** Begin **
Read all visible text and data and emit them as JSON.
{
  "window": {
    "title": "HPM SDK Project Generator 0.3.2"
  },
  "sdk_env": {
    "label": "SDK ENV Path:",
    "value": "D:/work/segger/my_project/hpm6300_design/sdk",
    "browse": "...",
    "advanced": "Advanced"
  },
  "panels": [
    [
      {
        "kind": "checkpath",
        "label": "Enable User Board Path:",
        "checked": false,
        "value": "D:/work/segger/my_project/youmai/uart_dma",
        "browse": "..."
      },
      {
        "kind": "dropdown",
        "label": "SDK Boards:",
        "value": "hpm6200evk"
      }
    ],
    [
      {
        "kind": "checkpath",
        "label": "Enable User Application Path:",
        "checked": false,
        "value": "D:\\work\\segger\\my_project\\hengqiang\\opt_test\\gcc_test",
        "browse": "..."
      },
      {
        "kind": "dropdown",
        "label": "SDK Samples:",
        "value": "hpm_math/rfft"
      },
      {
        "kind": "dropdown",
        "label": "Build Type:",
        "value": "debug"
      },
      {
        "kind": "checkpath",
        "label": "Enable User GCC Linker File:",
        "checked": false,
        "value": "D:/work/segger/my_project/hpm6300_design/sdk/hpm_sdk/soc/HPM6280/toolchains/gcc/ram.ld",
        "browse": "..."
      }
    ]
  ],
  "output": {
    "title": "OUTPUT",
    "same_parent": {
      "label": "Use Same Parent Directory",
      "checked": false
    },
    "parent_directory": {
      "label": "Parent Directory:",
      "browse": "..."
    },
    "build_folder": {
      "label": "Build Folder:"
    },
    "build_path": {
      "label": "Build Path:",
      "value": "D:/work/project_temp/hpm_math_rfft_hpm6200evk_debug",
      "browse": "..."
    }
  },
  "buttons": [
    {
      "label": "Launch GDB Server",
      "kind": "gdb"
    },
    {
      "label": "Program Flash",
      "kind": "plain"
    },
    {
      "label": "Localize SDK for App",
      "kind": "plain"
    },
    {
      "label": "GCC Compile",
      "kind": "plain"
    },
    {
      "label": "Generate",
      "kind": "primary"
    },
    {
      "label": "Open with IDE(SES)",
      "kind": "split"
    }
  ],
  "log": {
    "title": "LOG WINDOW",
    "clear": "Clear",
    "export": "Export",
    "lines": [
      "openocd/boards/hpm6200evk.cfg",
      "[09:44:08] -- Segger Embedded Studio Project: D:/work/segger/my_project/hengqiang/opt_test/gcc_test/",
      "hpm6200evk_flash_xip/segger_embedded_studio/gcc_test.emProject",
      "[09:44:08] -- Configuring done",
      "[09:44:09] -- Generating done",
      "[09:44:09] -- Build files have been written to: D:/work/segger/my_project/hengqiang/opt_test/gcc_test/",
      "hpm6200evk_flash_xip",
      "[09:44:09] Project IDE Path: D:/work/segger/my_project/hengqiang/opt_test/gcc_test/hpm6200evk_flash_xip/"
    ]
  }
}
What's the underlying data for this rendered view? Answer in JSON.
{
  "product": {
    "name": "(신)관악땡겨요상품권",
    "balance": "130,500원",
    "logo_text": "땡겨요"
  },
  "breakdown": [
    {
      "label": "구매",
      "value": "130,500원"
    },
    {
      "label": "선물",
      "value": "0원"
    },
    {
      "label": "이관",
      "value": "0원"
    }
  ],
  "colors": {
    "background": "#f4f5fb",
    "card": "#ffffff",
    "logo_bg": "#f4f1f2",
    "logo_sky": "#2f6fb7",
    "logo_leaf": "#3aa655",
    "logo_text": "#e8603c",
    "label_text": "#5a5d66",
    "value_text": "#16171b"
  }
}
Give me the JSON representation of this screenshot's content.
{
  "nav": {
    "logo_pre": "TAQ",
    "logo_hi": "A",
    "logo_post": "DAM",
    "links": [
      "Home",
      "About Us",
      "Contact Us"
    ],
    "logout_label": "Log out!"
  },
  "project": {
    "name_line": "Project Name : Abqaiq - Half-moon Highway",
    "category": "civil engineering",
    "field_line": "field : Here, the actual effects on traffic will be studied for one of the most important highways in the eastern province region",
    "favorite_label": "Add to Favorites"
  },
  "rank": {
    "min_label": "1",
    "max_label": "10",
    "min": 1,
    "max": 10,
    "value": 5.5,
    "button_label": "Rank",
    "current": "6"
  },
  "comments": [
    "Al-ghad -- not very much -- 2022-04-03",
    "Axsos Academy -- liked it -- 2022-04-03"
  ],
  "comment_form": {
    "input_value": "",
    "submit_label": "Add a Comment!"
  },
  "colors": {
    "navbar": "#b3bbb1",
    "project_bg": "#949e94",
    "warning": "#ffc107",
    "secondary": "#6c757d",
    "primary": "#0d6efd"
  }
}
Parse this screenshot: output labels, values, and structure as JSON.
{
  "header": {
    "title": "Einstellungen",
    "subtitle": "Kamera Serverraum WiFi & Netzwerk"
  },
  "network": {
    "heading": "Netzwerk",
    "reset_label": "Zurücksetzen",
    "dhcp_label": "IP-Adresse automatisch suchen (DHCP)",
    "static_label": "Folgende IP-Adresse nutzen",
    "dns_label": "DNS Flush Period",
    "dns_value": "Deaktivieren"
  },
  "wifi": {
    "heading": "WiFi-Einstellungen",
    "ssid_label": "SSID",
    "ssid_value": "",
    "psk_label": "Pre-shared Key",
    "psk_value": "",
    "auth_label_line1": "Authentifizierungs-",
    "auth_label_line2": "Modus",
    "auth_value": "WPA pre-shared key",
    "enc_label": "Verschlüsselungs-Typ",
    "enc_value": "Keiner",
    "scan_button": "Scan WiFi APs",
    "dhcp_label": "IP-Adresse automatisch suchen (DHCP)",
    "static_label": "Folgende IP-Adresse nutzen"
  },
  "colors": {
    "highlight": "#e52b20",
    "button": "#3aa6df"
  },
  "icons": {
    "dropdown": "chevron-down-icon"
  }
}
** End **
◆ REQUEST ◆
Copy each line of the data that contains the word "heading".

◆ SOLUTION TO THIS TASK ◆
    "heading": "Netzwerk",
    "heading": "WiFi-Einstellungen",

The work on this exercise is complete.